▶ _Material_:
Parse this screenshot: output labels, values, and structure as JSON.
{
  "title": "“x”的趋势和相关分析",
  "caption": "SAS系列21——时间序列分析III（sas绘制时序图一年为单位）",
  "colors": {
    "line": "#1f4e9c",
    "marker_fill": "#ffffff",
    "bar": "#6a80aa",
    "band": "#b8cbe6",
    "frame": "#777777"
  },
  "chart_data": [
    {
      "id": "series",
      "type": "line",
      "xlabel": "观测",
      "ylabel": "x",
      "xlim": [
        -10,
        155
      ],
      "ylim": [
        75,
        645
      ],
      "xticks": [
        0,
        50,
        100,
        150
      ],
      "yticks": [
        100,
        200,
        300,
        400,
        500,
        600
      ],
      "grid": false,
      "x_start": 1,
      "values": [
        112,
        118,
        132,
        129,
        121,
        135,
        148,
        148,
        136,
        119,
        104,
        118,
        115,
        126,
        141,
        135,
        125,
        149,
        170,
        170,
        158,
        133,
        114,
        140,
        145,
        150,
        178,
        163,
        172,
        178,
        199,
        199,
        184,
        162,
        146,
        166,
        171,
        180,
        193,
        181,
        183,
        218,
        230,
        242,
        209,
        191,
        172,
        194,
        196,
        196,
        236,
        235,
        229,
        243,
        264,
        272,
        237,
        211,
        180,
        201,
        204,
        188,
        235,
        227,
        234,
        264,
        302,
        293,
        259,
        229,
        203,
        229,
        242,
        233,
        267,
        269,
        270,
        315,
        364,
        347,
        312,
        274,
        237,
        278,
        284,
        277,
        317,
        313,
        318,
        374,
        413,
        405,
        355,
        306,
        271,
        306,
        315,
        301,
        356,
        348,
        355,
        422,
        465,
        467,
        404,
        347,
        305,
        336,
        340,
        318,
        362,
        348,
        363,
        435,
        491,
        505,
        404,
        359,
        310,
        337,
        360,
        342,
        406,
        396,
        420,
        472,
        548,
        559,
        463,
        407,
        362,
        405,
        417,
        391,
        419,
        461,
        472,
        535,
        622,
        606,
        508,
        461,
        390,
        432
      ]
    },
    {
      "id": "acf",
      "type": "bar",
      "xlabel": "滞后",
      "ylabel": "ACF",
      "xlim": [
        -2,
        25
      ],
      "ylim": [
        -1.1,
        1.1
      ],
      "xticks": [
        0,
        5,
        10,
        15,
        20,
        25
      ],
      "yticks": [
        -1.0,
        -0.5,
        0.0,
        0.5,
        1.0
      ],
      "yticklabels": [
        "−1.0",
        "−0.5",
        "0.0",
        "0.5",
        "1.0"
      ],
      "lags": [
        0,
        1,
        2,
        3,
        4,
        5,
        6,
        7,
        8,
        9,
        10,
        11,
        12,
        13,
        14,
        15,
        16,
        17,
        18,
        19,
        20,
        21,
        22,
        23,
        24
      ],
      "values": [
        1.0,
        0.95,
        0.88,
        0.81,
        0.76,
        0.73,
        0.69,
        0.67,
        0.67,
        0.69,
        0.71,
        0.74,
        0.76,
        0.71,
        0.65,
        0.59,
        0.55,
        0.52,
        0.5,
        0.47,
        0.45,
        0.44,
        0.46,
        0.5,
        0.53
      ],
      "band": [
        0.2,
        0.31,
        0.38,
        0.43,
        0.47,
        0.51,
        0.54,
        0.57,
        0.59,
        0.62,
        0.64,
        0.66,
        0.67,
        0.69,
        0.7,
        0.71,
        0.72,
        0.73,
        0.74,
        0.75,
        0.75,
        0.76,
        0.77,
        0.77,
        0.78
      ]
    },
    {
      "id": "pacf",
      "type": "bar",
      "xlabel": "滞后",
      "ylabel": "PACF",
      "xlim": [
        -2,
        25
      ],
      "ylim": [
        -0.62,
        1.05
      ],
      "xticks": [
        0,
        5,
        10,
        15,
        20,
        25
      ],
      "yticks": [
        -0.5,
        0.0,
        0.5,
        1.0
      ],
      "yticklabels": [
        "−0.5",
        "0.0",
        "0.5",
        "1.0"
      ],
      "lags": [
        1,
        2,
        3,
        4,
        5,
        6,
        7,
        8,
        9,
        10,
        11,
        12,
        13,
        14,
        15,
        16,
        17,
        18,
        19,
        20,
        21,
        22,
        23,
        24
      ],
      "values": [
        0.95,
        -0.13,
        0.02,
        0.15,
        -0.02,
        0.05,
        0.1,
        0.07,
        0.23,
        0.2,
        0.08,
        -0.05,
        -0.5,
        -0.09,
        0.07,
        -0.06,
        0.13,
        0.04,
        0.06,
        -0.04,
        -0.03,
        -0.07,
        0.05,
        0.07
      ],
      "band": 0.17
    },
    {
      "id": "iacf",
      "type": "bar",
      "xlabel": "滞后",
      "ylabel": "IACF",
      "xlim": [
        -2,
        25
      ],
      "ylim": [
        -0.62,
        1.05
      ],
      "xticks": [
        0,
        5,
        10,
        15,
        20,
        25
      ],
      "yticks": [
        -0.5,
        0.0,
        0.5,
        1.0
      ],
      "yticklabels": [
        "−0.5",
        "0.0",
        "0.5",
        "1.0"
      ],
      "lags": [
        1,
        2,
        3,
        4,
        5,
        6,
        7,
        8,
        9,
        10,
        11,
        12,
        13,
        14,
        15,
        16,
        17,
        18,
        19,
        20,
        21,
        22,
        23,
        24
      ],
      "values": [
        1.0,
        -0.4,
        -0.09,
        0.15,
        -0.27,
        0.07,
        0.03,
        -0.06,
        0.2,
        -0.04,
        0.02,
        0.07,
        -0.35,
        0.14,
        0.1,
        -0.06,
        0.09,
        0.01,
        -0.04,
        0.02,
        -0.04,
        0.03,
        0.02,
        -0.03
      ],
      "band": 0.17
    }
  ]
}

* * *

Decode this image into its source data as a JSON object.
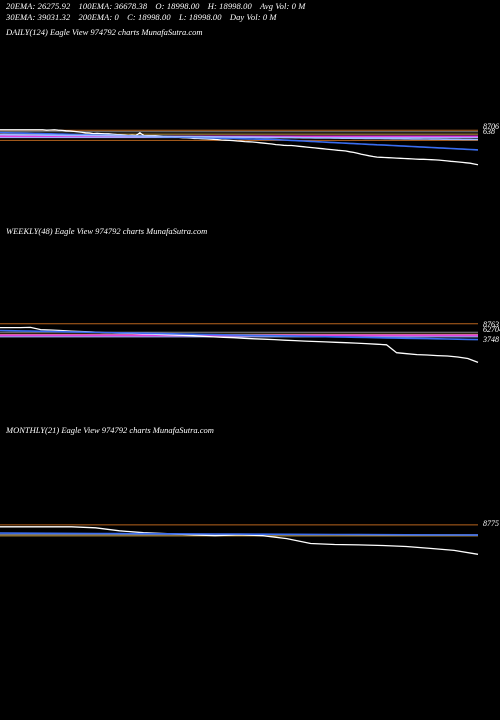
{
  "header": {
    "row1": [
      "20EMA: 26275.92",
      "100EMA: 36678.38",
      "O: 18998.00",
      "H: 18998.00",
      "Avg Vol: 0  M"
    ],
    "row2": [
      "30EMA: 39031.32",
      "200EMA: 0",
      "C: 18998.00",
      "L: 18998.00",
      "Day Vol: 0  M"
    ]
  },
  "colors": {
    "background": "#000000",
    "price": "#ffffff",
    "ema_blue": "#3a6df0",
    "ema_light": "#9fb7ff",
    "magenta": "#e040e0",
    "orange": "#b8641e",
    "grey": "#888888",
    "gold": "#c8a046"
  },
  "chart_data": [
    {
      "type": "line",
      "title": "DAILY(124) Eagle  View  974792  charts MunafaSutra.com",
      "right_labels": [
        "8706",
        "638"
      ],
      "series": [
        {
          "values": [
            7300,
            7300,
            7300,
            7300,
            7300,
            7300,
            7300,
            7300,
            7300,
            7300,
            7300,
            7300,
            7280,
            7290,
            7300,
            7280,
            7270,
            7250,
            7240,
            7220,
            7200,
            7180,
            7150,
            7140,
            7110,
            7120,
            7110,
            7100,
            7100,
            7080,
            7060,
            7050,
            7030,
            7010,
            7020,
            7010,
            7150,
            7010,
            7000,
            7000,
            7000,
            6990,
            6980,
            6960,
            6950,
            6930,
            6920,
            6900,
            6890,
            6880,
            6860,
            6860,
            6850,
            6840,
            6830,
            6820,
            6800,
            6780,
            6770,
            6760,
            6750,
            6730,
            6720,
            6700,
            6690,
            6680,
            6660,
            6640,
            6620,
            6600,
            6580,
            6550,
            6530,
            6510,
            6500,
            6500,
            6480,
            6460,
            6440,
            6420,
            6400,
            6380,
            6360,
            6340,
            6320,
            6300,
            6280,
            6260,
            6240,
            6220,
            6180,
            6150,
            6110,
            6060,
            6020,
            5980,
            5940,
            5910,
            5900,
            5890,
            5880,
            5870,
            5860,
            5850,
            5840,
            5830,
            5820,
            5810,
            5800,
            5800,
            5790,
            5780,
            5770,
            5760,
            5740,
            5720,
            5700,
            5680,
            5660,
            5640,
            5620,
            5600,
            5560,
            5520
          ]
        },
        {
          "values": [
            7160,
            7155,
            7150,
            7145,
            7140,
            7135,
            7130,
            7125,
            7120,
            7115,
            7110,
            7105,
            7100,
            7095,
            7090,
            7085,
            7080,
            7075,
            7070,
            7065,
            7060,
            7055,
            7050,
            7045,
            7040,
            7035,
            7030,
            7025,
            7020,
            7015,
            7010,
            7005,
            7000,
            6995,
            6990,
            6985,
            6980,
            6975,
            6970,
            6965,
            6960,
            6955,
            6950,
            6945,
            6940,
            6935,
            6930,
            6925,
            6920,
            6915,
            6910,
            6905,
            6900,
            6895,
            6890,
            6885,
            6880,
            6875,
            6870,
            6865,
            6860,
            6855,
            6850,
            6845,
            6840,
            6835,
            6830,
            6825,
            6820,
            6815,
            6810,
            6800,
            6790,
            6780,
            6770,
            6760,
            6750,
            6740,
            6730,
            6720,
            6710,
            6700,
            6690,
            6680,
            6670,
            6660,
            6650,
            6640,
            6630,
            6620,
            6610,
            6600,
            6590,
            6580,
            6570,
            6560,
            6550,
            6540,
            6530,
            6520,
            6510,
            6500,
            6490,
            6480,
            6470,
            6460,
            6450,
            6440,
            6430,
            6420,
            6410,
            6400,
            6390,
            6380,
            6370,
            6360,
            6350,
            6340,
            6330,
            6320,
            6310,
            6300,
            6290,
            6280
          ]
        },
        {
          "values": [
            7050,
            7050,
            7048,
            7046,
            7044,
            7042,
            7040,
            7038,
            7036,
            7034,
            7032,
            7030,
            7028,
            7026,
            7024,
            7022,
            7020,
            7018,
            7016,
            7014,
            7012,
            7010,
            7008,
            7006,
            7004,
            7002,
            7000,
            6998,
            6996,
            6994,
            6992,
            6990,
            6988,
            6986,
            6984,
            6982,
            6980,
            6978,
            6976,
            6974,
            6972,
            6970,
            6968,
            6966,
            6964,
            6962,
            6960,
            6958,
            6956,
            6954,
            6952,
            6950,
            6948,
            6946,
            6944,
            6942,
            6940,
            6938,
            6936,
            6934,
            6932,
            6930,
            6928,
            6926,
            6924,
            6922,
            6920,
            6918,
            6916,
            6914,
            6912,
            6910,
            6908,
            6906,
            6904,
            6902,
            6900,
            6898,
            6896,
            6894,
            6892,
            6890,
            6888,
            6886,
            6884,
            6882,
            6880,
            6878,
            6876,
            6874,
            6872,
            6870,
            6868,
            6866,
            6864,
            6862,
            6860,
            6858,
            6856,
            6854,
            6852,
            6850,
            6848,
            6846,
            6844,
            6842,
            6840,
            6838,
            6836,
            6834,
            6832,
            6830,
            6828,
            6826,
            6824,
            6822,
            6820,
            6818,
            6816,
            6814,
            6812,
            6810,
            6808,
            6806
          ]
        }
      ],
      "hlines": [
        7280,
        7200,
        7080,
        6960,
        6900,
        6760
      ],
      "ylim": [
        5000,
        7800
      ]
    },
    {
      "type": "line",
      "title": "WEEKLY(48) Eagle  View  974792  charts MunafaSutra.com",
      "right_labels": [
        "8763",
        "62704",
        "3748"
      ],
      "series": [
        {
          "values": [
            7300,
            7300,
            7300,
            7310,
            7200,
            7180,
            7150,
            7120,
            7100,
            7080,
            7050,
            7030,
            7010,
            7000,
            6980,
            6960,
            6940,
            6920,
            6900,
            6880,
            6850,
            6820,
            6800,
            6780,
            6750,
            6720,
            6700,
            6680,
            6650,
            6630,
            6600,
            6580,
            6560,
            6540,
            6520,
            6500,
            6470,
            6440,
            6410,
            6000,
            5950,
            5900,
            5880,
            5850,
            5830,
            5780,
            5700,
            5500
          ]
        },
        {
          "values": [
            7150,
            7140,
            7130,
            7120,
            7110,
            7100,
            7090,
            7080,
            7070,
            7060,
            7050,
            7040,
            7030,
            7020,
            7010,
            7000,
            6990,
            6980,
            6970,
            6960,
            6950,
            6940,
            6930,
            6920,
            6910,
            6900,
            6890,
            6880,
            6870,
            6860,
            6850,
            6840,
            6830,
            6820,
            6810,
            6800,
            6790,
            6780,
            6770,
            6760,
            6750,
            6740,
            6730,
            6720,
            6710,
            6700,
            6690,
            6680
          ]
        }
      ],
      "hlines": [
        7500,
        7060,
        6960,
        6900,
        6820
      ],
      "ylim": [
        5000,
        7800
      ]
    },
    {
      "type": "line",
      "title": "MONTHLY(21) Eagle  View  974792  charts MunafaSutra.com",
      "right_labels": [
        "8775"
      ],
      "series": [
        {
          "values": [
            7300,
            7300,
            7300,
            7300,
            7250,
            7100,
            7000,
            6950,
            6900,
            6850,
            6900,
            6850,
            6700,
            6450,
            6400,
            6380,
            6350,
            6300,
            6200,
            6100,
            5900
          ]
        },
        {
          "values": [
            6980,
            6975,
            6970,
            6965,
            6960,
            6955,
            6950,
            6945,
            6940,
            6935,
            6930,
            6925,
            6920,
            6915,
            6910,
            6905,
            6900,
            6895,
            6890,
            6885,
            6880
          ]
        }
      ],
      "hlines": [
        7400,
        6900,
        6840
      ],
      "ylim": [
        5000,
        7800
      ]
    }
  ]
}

▶ _Task description_:
Find every line in the records above that contains the word "View", and copy each one.

▶ _Task result_:
      "title": "DAILY(124) Eagle  View  974792  charts MunafaSutra.com",
      "title": "WEEKLY(48) Eagle  View  974792  charts MunafaSutra.com",
      "title": "MONTHLY(21) Eagle  View  974792  charts MunafaSutra.com",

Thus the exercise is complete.